**Exercise material**
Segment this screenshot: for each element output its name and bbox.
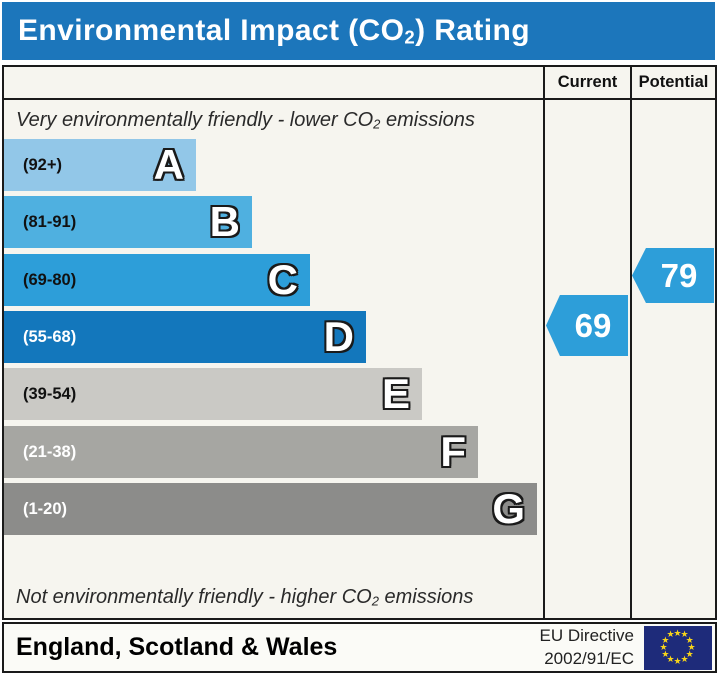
potential-rating-arrow: 79 (632, 248, 714, 303)
band-range-label: (69-80) (23, 271, 77, 289)
band-row: (81-91) B (4, 196, 543, 248)
band-bar: (39-54) E (4, 368, 422, 420)
title-bar: Environmental Impact (CO2) Rating (2, 2, 715, 60)
eu-directive-label: EU Directive 2002/91/EC (540, 625, 634, 669)
column-divider-current (543, 67, 545, 618)
eu-directive-line1: EU Directive (539, 626, 634, 646)
band-bar: (69-80) C (4, 254, 310, 306)
top-caption-post: emissions (380, 109, 475, 131)
band-row: (21-38) F (4, 426, 543, 478)
eu-flag-star: ★ (666, 654, 675, 665)
band-range-label: (55-68) (23, 328, 77, 346)
title-text-post: ) Rating (415, 13, 530, 47)
band-bar: (92+) A (4, 139, 196, 191)
band-letter: F (440, 428, 466, 475)
band-bar: (1-20) G (4, 483, 537, 535)
eu-flag-star: ★ (673, 656, 682, 667)
band-letter: G (492, 485, 525, 532)
potential-rating-value: 79 (660, 256, 698, 294)
band-bar: (81-91) B (4, 196, 252, 248)
band-range-label: (21-38) (23, 443, 77, 461)
potential-column-header: Potential (638, 73, 709, 91)
band-row: (1-20) G (4, 483, 543, 535)
top-caption: Very environmentally friendly - lower CO… (16, 102, 475, 138)
eu-directive-line2: 2002/91/EC (544, 648, 634, 668)
footer-bar: England, Scotland & Wales EU Directive 2… (2, 622, 717, 673)
band-bar: (55-68) D (4, 311, 366, 363)
eu-flag-star: ★ (673, 628, 682, 639)
current-rating-value: 69 (574, 306, 612, 344)
band-bar: (21-38) F (4, 426, 478, 478)
band-row: (92+) A (4, 139, 543, 191)
eu-flag-star: ★ (685, 649, 694, 660)
band-range-label: (81-91) (23, 213, 77, 231)
top-caption-pre: Very environmentally friendly - lower CO (16, 109, 374, 131)
bands: (92+) A (81-91) B (69-80) C (55-68) D (3… (4, 139, 543, 541)
bottom-caption-pre: Not environmentally friendly - higher CO (16, 586, 372, 608)
band-row: (69-80) C (4, 254, 543, 306)
eu-flag-star: ★ (680, 630, 689, 641)
band-row: (39-54) E (4, 368, 543, 420)
page-title: Environmental Impact (CO2) Rating (18, 14, 530, 48)
eu-flag-star: ★ (685, 635, 694, 646)
bottom-caption: Not environmentally friendly - higher CO… (16, 579, 473, 615)
eu-flag-star: ★ (680, 654, 689, 665)
band-row: (55-68) D (4, 311, 543, 363)
band-range-label: (39-54) (23, 385, 77, 403)
title-subscript: 2 (404, 26, 416, 48)
eu-flag-star: ★ (666, 630, 675, 641)
band-range-label: (1-20) (23, 500, 68, 518)
column-divider-potential (630, 67, 632, 618)
bottom-caption-post: emissions (378, 586, 474, 608)
region-label: England, Scotland & Wales (16, 633, 338, 661)
table-header-row: Current Potential (4, 67, 715, 100)
eu-flag-star: ★ (687, 642, 696, 653)
band-letter: E (381, 370, 410, 417)
title-text-pre: Environmental Impact (CO (18, 13, 405, 47)
current-rating-arrow: 69 (546, 295, 628, 356)
rating-table: Current Potential Very environmentally f… (2, 65, 717, 620)
top-caption-subscript: 2 (373, 116, 381, 132)
band-range-label: (92+) (23, 156, 62, 174)
eu-flag-star: ★ (659, 642, 668, 653)
band-letter: A (153, 141, 184, 188)
current-column-header: Current (557, 73, 618, 91)
band-letter: B (209, 198, 240, 245)
bottom-caption-subscript: 2 (371, 593, 379, 609)
band-letter: D (323, 313, 354, 360)
band-letter: C (267, 256, 298, 303)
eu-flag: ★ ★ ★ ★ ★ ★ ★ ★ ★ ★ ★ ★ (644, 625, 712, 670)
eu-flag-star: ★ (661, 649, 670, 660)
eu-flag-star: ★ (661, 635, 670, 646)
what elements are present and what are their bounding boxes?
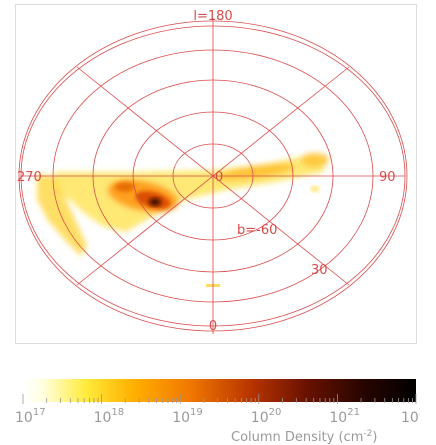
colorbar-tick-label: 1019 bbox=[172, 407, 203, 426]
hi-emission bbox=[37, 153, 329, 287]
label-l-center: 0 bbox=[215, 170, 223, 185]
colorbar-title: Column Density (cm-2) bbox=[231, 429, 377, 445]
label-l-left: 270 bbox=[17, 170, 42, 185]
colorbar-tick-label: 1017 bbox=[15, 407, 46, 426]
label-l-right: 90 bbox=[379, 170, 396, 185]
colorbar: 1017 1018 1019 1020 1021 1022 Column Density … bbox=[15, 379, 420, 445]
colorbar-tick-label: 1021 bbox=[329, 407, 360, 426]
sky-map: l=180 270 90 0 0 b=-60 30 bbox=[15, 4, 417, 344]
label-b-ring: b=-60 bbox=[237, 223, 277, 238]
colorbar-tick-label: 1018 bbox=[94, 407, 125, 426]
label-l-bottom: 0 bbox=[209, 319, 217, 334]
colorbar-gradient bbox=[23, 379, 416, 402]
label-l-top: l=180 bbox=[193, 9, 232, 24]
colorbar-tick-label: 1022 bbox=[401, 407, 420, 426]
label-b-ring-30: 30 bbox=[311, 263, 328, 278]
coordinate-grid bbox=[18, 18, 408, 334]
colorbar-tick-label: 1020 bbox=[251, 407, 282, 426]
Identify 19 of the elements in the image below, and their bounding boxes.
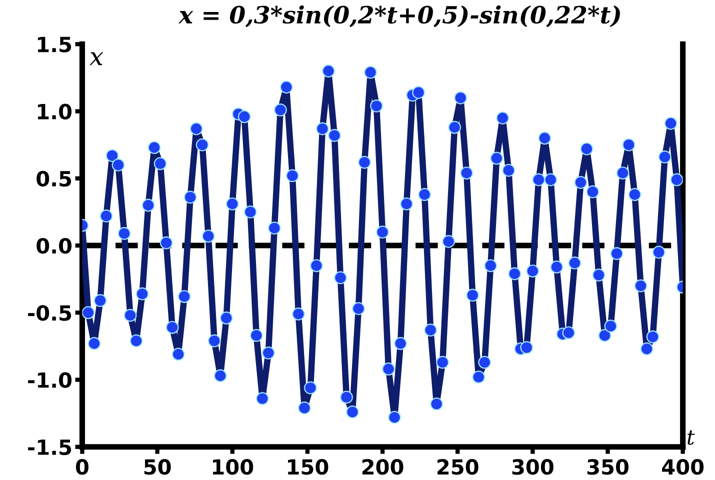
x-axis-title: t bbox=[688, 430, 695, 445]
x-tick-label: 50 bbox=[144, 459, 171, 475]
y-tick-label: 0.5 bbox=[36, 170, 72, 187]
y-tick-label: 0.0 bbox=[36, 238, 72, 254]
y-tick-label: -1.5 bbox=[28, 440, 72, 456]
y-tick-label: 1.5 bbox=[38, 36, 72, 52]
x-tick-label: 250 bbox=[438, 459, 478, 475]
x-tick-label: 100 bbox=[212, 459, 254, 475]
x-tick-label: 300 bbox=[512, 459, 554, 475]
y-tick-label: 1.0 bbox=[38, 104, 72, 120]
y-axis-title: x bbox=[90, 52, 104, 66]
y-tick-label: -1.0 bbox=[28, 372, 72, 388]
x-tick-label: 200 bbox=[362, 459, 404, 475]
x-tick-label: 350 bbox=[587, 459, 628, 475]
chart-title: x = 0,3*sin(0,2*t+0,5)-sin(0,22*t) bbox=[178, 5, 620, 28]
x-tick-label: 400 bbox=[662, 459, 704, 475]
x-tick-label: 0 bbox=[76, 459, 88, 475]
y-tick-label: -0.5 bbox=[28, 305, 72, 321]
x-tick-label: 150 bbox=[288, 459, 328, 475]
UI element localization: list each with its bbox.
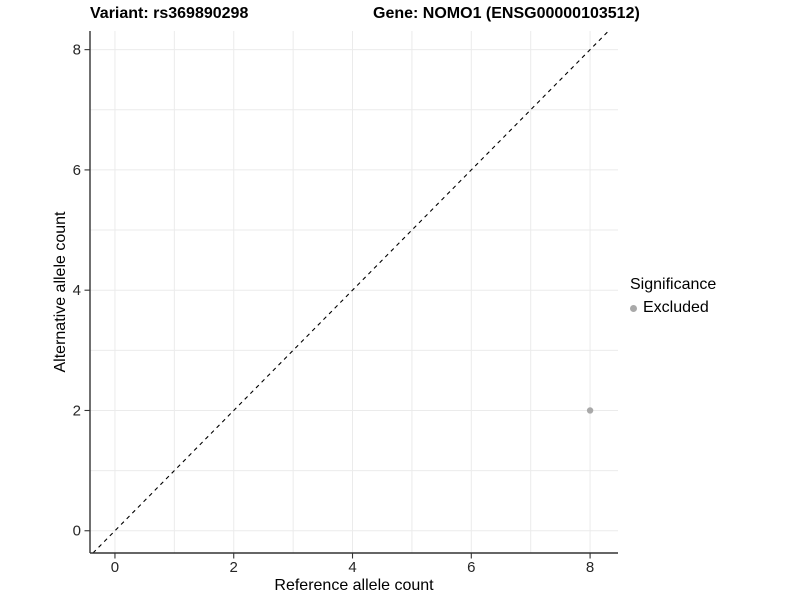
y-tick-label: 4	[73, 282, 81, 299]
y-tick-label: 0	[73, 523, 81, 540]
variant-title: Variant: rs369890298	[90, 5, 249, 22]
y-axis-title: Alternative allele count	[52, 211, 69, 373]
gene-title: Gene: NOMO1 (ENSG00000103512)	[373, 5, 640, 22]
x-tick-label: 0	[111, 559, 119, 576]
legend-entry: Excluded	[630, 299, 716, 317]
legend-title: Significance	[630, 276, 717, 293]
x-tick-label: 6	[467, 559, 475, 576]
y-tick-label: 8	[73, 42, 81, 59]
x-tick-label: 2	[230, 559, 238, 576]
y-tick-label: 6	[73, 162, 81, 179]
data-point	[586, 407, 594, 414]
excluded-point-icon	[630, 304, 637, 312]
identity-dashed-line	[92, 30, 609, 554]
y-tick-label: 2	[73, 402, 81, 419]
x-tick-label: 8	[586, 559, 594, 576]
legend-entry-label: Excluded	[643, 299, 709, 316]
x-axis-title: Reference allele count	[274, 577, 434, 594]
legend: Significance Excluded	[630, 275, 716, 317]
x-tick-label: 4	[348, 559, 356, 576]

**What you are asked to do**
Reproduce every line of all the items above verbatim, leaving out the pictures.

**Written solution**
Segment this screenshot: for each element output its name and bbox.
potential-rating-arrow: 79 (632, 248, 714, 303)
band-range-label: (69-80) (23, 271, 77, 289)
band-row: (81-91) B (4, 196, 543, 248)
band-bar: (39-54) E (4, 368, 422, 420)
title-bar: Environmental Impact (CO2) Rating (2, 2, 715, 60)
eu-directive-label: EU Directive 2002/91/EC (540, 625, 634, 669)
column-divider-current (543, 67, 545, 618)
eu-directive-line1: EU Directive (539, 626, 634, 646)
band-bar: (69-80) C (4, 254, 310, 306)
top-caption-post: emissions (380, 109, 475, 131)
band-row: (21-38) F (4, 426, 543, 478)
eu-flag-star: ★ (666, 654, 675, 665)
band-range-label: (55-68) (23, 328, 77, 346)
title-text-post: ) Rating (415, 13, 530, 47)
band-bar: (92+) A (4, 139, 196, 191)
band-letter: F (440, 428, 466, 475)
band-bar: (1-20) G (4, 483, 537, 535)
eu-flag-star: ★ (673, 656, 682, 667)
band-letter: G (492, 485, 525, 532)
potential-rating-value: 79 (660, 256, 698, 294)
band-bar: (81-91) B (4, 196, 252, 248)
band-range-label: (21-38) (23, 443, 77, 461)
potential-column-header: Potential (638, 73, 709, 91)
band-row: (1-20) G (4, 483, 543, 535)
top-caption: Very environmentally friendly - lower CO… (16, 102, 475, 138)
eu-directive-line2: 2002/91/EC (544, 648, 634, 668)
footer-bar: England, Scotland & Wales EU Directive 2… (2, 622, 717, 673)
band-bar: (55-68) D (4, 311, 366, 363)
eu-flag-star: ★ (673, 628, 682, 639)
current-rating-value: 69 (574, 306, 612, 344)
band-bar: (21-38) F (4, 426, 478, 478)
band-row: (92+) A (4, 139, 543, 191)
eu-flag-star: ★ (685, 649, 694, 660)
band-range-label: (81-91) (23, 213, 77, 231)
top-caption-pre: Very environmentally friendly - lower CO (16, 109, 374, 131)
bands: (92+) A (81-91) B (69-80) C (55-68) D (3… (4, 139, 543, 541)
bottom-caption-pre: Not environmentally friendly - higher CO (16, 586, 372, 608)
band-row: (69-80) C (4, 254, 543, 306)
eu-flag-star: ★ (680, 630, 689, 641)
band-row: (39-54) E (4, 368, 543, 420)
page-title: Environmental Impact (CO2) Rating (18, 14, 530, 48)
eu-flag-star: ★ (685, 635, 694, 646)
bottom-caption: Not environmentally friendly - higher CO… (16, 579, 473, 615)
eu-flag-star: ★ (680, 654, 689, 665)
band-row: (55-68) D (4, 311, 543, 363)
band-range-label: (39-54) (23, 385, 77, 403)
title-subscript: 2 (404, 26, 416, 48)
eu-flag-star: ★ (666, 630, 675, 641)
band-range-label: (1-20) (23, 500, 68, 518)
column-divider-potential (630, 67, 632, 618)
bottom-caption-post: emissions (378, 586, 474, 608)
region-label: England, Scotland & Wales (16, 633, 338, 661)
table-header-row: Current Potential (4, 67, 715, 100)
eu-flag-star: ★ (687, 642, 696, 653)
band-letter: E (381, 370, 410, 417)
title-text-pre: Environmental Impact (CO (18, 13, 405, 47)
current-rating-arrow: 69 (546, 295, 628, 356)
rating-table: Current Potential Very environmentally f… (2, 65, 717, 620)
top-caption-subscript: 2 (373, 116, 381, 132)
band-range-label: (92+) (23, 156, 62, 174)
eu-flag-star: ★ (659, 642, 668, 653)
band-letter: A (153, 141, 184, 188)
current-column-header: Current (557, 73, 618, 91)
band-letter: B (209, 198, 240, 245)
bottom-caption-subscript: 2 (371, 593, 379, 609)
band-letter: D (323, 313, 354, 360)
band-letter: C (267, 256, 298, 303)
eu-flag: ★ ★ ★ ★ ★ ★ ★ ★ ★ ★ ★ ★ (644, 625, 712, 670)
eu-flag-star: ★ (661, 649, 670, 660)
eu-flag-star: ★ (661, 635, 670, 646)
what elements are present and what are their bounding boxes?
colorbar-tick-label: 1019 bbox=[172, 407, 203, 426]
hi-emission bbox=[37, 153, 329, 287]
label-l-center: 0 bbox=[215, 170, 223, 185]
colorbar-title: Column Density (cm-2) bbox=[231, 429, 377, 445]
label-l-left: 270 bbox=[17, 170, 42, 185]
colorbar-tick-label: 1017 bbox=[15, 407, 46, 426]
label-l-right: 90 bbox=[379, 170, 396, 185]
colorbar: 1017 1018 1019 1020 1021 1022 Column Density … bbox=[15, 379, 420, 445]
colorbar-tick-label: 1021 bbox=[329, 407, 360, 426]
sky-map: l=180 270 90 0 0 b=-60 30 bbox=[15, 4, 417, 344]
label-b-ring: b=-60 bbox=[237, 223, 277, 238]
colorbar-tick-label: 1018 bbox=[94, 407, 125, 426]
label-l-bottom: 0 bbox=[209, 319, 217, 334]
colorbar-gradient bbox=[23, 379, 416, 402]
label-l-top: l=180 bbox=[193, 9, 232, 24]
colorbar-tick-label: 1022 bbox=[401, 407, 420, 426]
label-b-ring-30: 30 bbox=[311, 263, 328, 278]
coordinate-grid bbox=[18, 18, 408, 334]
colorbar-tick-label: 1020 bbox=[251, 407, 282, 426]
Identify 19 of the elements in the image below, and their bounding boxes.
x-axis-title: t bbox=[688, 430, 695, 445]
x-tick-label: 50 bbox=[144, 459, 171, 475]
y-tick-label: 0.5 bbox=[36, 170, 72, 187]
y-tick-label: 0.0 bbox=[36, 238, 72, 254]
y-tick-label: -1.5 bbox=[28, 440, 72, 456]
y-tick-label: 1.5 bbox=[38, 36, 72, 52]
x-tick-label: 250 bbox=[438, 459, 478, 475]
x-tick-label: 100 bbox=[212, 459, 254, 475]
x-tick-label: 300 bbox=[512, 459, 554, 475]
y-tick-label: 1.0 bbox=[38, 104, 72, 120]
y-axis-title: x bbox=[90, 52, 104, 66]
y-tick-label: -1.0 bbox=[28, 372, 72, 388]
x-tick-label: 200 bbox=[362, 459, 404, 475]
x-tick-label: 350 bbox=[587, 459, 628, 475]
chart-title: x = 0,3*sin(0,2*t+0,5)-sin(0,22*t) bbox=[178, 5, 620, 28]
x-tick-label: 400 bbox=[662, 459, 704, 475]
x-tick-label: 0 bbox=[76, 459, 88, 475]
y-tick-label: -0.5 bbox=[28, 305, 72, 321]
x-tick-label: 150 bbox=[288, 459, 328, 475]
UI element localization: list each with its bbox.
y-tick-label: 4	[73, 282, 81, 299]
y-tick-label: 0	[73, 523, 81, 540]
variant-title: Variant: rs369890298	[90, 5, 249, 22]
y-axis-title: Alternative allele count	[52, 211, 69, 373]
gene-title: Gene: NOMO1 (ENSG00000103512)	[373, 5, 640, 22]
x-tick-label: 0	[111, 559, 119, 576]
legend-entry: Excluded	[630, 299, 716, 317]
legend-title: Significance	[630, 276, 717, 293]
x-tick-label: 6	[467, 559, 475, 576]
y-tick-label: 8	[73, 42, 81, 59]
x-tick-label: 2	[230, 559, 238, 576]
y-tick-label: 6	[73, 162, 81, 179]
data-point	[586, 407, 594, 414]
excluded-point-icon	[630, 304, 637, 312]
identity-dashed-line	[92, 30, 609, 554]
y-tick-label: 2	[73, 402, 81, 419]
x-tick-label: 8	[586, 559, 594, 576]
legend-entry-label: Excluded	[643, 299, 709, 316]
x-axis-title: Reference allele count	[274, 577, 434, 594]
legend: Significance Excluded	[630, 275, 716, 317]
x-tick-label: 4	[348, 559, 356, 576]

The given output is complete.